▸ **What is being asked**
Leave out the pictures and transcribe the rest of the records exactly.

▸ **Data shown**
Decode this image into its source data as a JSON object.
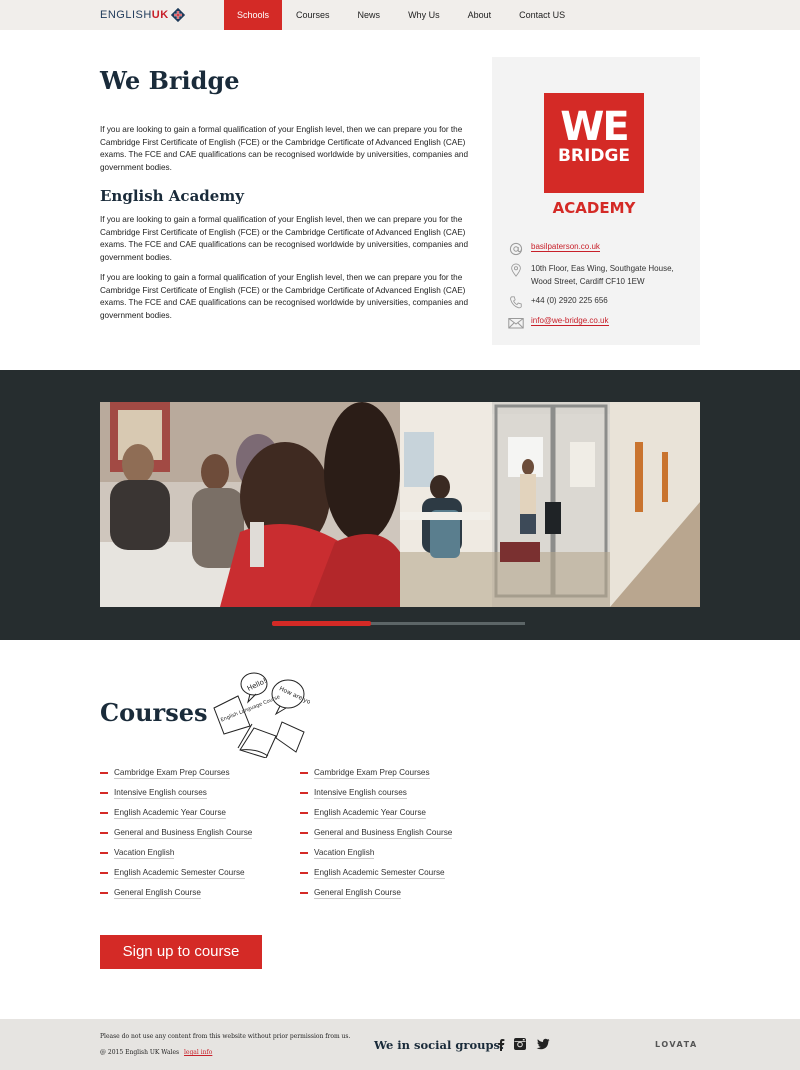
{
  "header": {
    "logo_text_main": "ENGLISH",
    "logo_text_accent": "UK",
    "nav": [
      "Schools",
      "Courses",
      "News",
      "Why Us",
      "About",
      "Contact US"
    ],
    "active_nav": "Schools"
  },
  "intro": {
    "title": "We Bridge",
    "paragraph1": "If you are looking to gain a formal qualification of your English level, then we can prepare you for the Cambridge First Certificate of English (FCE) or the Cambridge Certificate of Advanced English (CAE) exams. The FCE and CAE qualifications can be recognised worldwide by universities, companies and government bodies.",
    "subtitle": "English Academy",
    "paragraph2": "If you are looking to gain a formal qualification of your English level, then we can prepare you for the Cambridge First Certificate of English (FCE) or the Cambridge Certificate of Advanced English (CAE) exams. The FCE and CAE qualifications can be recognised worldwide by universities, companies and government bodies.",
    "paragraph3": "If you are looking to gain a formal qualification of your English level, then we can prepare you for the Cambridge First Certificate of English (FCE) or the Cambridge Certificate of Advanced English (CAE) exams. The FCE and CAE qualifications can be recognised worldwide by universities, companies and government bodies."
  },
  "school_card": {
    "logo_we": "WE",
    "logo_bridge": "BRIDGE",
    "logo_academy": "ACADEMY",
    "website": "basilpaterson.co.uk",
    "address_line1": "10th Floor, Eas Wing, Southgate House,",
    "address_line2": "Wood Street, Cardiff CF10 1EW",
    "phone": "+44 (0) 2920 225 656",
    "email": "info@we-bridge.co.uk"
  },
  "gallery": {
    "progress": 0.39
  },
  "courses": {
    "title": "Courses",
    "doodle_labels": [
      "Hello!",
      "How are you?",
      "English Language Course"
    ],
    "column1": [
      "Cambridge Exam Prep Courses",
      "Intensive English courses",
      "English Academic Year Course",
      "General and Business English Course",
      "Vacation English",
      "English Academic Semester Course",
      "General English Course"
    ],
    "column2": [
      "Cambridge Exam Prep Courses",
      "Intensive English courses",
      "English Academic Year Course",
      "General and Business English Course",
      "Vacation English",
      "English Academic Semester Course",
      "General English Course"
    ],
    "signup_label": "Sign up to course"
  },
  "footer": {
    "notice": "Please do not use any content from this website without prior permission from us.",
    "copyright": "@ 2015 English UK Wales",
    "legal": "legal info",
    "social_label": "We in social groups:",
    "brand": "LOVATA"
  },
  "colors": {
    "accent": "#d42a26",
    "dark_band": "#262d2f",
    "heading": "#1a2b3a",
    "footer_bg": "#e6e4e1"
  }
}
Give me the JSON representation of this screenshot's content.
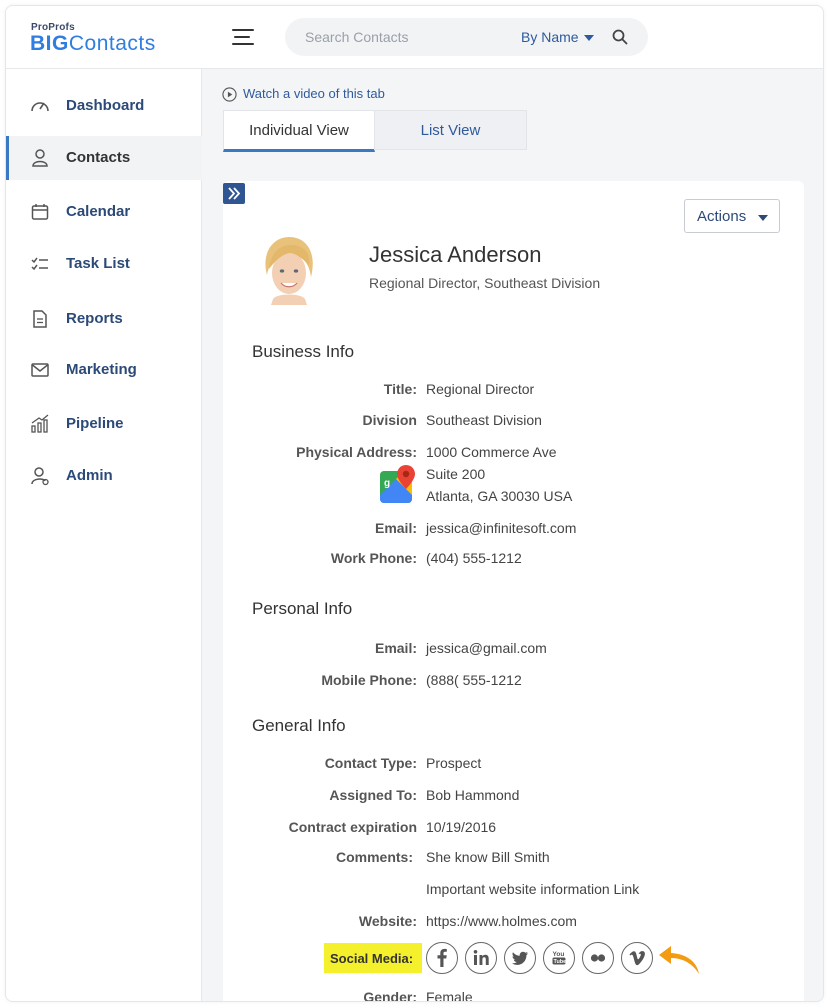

▸ **Response**
Decode this image into its source data as a JSON object.
{
  "header": {
    "logo_text_main": "ENGLISH",
    "logo_text_accent": "UK",
    "nav": [
      "Schools",
      "Courses",
      "News",
      "Why Us",
      "About",
      "Contact US"
    ],
    "active_nav": "Schools"
  },
  "intro": {
    "title": "We Bridge",
    "paragraph1": "If you are looking to gain a formal qualification of your English level, then we can prepare you for the Cambridge First Certificate of English (FCE) or the Cambridge Certificate of Advanced English (CAE) exams. The FCE and CAE qualifications can be recognised worldwide by universities, companies and government bodies.",
    "subtitle": "English Academy",
    "paragraph2": "If you are looking to gain a formal qualification of your English level, then we can prepare you for the Cambridge First Certificate of English (FCE) or the Cambridge Certificate of Advanced English (CAE) exams. The FCE and CAE qualifications can be recognised worldwide by universities, companies and government bodies.",
    "paragraph3": "If you are looking to gain a formal qualification of your English level, then we can prepare you for the Cambridge First Certificate of English (FCE) or the Cambridge Certificate of Advanced English (CAE) exams. The FCE and CAE qualifications can be recognised worldwide by universities, companies and government bodies."
  },
  "school_card": {
    "logo_we": "WE",
    "logo_bridge": "BRIDGE",
    "logo_academy": "ACADEMY",
    "website": "basilpaterson.co.uk",
    "address_line1": "10th Floor, Eas Wing, Southgate House,",
    "address_line2": "Wood Street, Cardiff CF10 1EW",
    "phone": "+44 (0) 2920 225 656",
    "email": "info@we-bridge.co.uk"
  },
  "gallery": {
    "progress": 0.39
  },
  "courses": {
    "title": "Courses",
    "doodle_labels": [
      "Hello!",
      "How are you?",
      "English Language Course"
    ],
    "column1": [
      "Cambridge Exam Prep Courses",
      "Intensive English courses",
      "English Academic Year Course",
      "General and Business English Course",
      "Vacation English",
      "English Academic Semester Course",
      "General English Course"
    ],
    "column2": [
      "Cambridge Exam Prep Courses",
      "Intensive English courses",
      "English Academic Year Course",
      "General and Business English Course",
      "Vacation English",
      "English Academic Semester Course",
      "General English Course"
    ],
    "signup_label": "Sign up to course"
  },
  "footer": {
    "notice": "Please do not use any content from this website without prior permission from us.",
    "copyright": "@ 2015 English UK Wales",
    "legal": "legal info",
    "social_label": "We in social groups:",
    "brand": "LOVATA"
  },
  "colors": {
    "accent": "#d42a26",
    "dark_band": "#262d2f",
    "heading": "#1a2b3a",
    "footer_bg": "#e6e4e1"
  }
}
Give me the JSON representation of this screenshot's content.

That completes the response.